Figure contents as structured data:
————————

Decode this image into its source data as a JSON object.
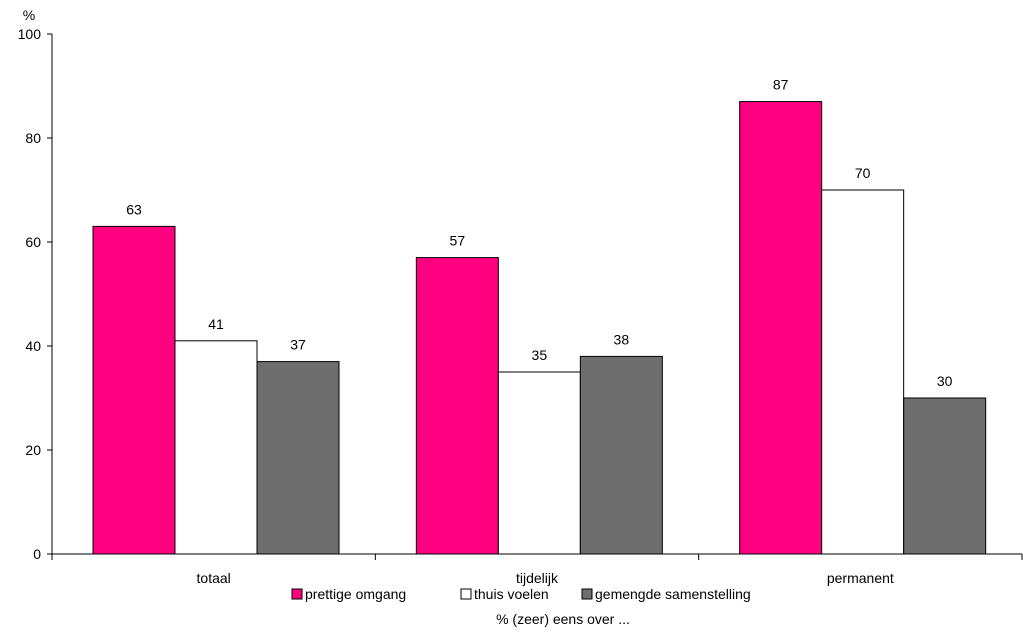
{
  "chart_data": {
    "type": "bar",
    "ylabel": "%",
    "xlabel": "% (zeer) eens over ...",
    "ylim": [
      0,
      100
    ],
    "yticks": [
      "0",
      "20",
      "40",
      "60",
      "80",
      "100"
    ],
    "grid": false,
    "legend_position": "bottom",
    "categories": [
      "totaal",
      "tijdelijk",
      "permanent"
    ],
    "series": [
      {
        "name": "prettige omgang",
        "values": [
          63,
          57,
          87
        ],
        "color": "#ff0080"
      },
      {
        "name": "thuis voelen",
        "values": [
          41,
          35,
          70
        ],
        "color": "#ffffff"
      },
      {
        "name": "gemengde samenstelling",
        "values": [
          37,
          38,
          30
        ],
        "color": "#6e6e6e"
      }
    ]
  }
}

————————

Reply with one number only: the count of lines in the entries that contain "color".

◆ Solution for this exercise
3